_RECORDS PROVIDED:_

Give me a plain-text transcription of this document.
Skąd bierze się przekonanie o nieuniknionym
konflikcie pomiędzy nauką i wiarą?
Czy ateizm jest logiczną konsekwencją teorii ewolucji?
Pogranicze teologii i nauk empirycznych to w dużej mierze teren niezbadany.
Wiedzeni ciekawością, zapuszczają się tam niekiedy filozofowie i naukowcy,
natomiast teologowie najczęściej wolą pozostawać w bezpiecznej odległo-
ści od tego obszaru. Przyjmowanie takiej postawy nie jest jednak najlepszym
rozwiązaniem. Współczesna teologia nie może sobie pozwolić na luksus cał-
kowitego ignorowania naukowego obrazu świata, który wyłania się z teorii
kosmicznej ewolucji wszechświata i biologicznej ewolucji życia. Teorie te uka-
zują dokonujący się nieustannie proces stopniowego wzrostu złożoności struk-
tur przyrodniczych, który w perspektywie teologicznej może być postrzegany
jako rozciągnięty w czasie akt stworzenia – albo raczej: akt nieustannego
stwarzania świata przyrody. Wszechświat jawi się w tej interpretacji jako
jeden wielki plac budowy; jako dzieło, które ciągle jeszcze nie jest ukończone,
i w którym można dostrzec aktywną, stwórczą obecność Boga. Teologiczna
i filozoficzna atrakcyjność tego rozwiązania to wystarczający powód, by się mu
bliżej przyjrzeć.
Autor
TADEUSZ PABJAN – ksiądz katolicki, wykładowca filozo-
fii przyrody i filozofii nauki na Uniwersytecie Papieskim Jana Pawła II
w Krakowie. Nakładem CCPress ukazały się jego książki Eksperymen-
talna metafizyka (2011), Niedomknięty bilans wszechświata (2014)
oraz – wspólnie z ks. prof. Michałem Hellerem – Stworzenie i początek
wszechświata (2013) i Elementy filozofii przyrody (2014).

_WORK TO BE COMPLETED:_ Type the whole listing again, unaltered.

_THE RESPONSE:_
Give me a plain-text transcription of this document.
Skąd bierze się przekonanie o nieuniknionym
konflikcie pomiędzy nauką i wiarą?
Czy ateizm jest logiczną konsekwencją teorii ewolucji?
Pogranicze teologii i nauk empirycznych to w dużej mierze teren niezbadany.
Wiedzeni ciekawością, zapuszczają się tam niekiedy filozofowie i naukowcy,
natomiast teologowie najczęściej wolą pozostawać w bezpiecznej odległo-
ści od tego obszaru. Przyjmowanie takiej postawy nie jest jednak najlepszym
rozwiązaniem. Współczesna teologia nie może sobie pozwolić na luksus cał-
kowitego ignorowania naukowego obrazu świata, który wyłania się z teorii
kosmicznej ewolucji wszechświata i biologicznej ewolucji życia. Teorie te uka-
zują dokonujący się nieustannie proces stopniowego wzrostu złożoności struk-
tur przyrodniczych, który w perspektywie teologicznej może być postrzegany
jako rozciągnięty w czasie akt stworzenia – albo raczej: akt nieustannego
stwarzania świata przyrody. Wszechświat jawi się w tej interpretacji jako
jeden wielki plac budowy; jako dzieło, które ciągle jeszcze nie jest ukończone,
i w którym można dostrzec aktywną, stwórczą obecność Boga. Teologiczna
i filozoficzna atrakcyjność tego rozwiązania to wystarczający powód, by się mu
bliżej przyjrzeć.
Autor
TADEUSZ PABJAN – ksiądz katolicki, wykładowca filozo-
fii przyrody i filozofii nauki na Uniwersytecie Papieskim Jana Pawła II
w Krakowie. Nakładem CCPress ukazały się jego książki Eksperymen-
talna metafizyka (2011), Niedomknięty bilans wszechświata (2014)
oraz – wspólnie z ks. prof. Michałem Hellerem – Stworzenie i początek
wszechświata (2013) i Elementy filozofii przyrody (2014).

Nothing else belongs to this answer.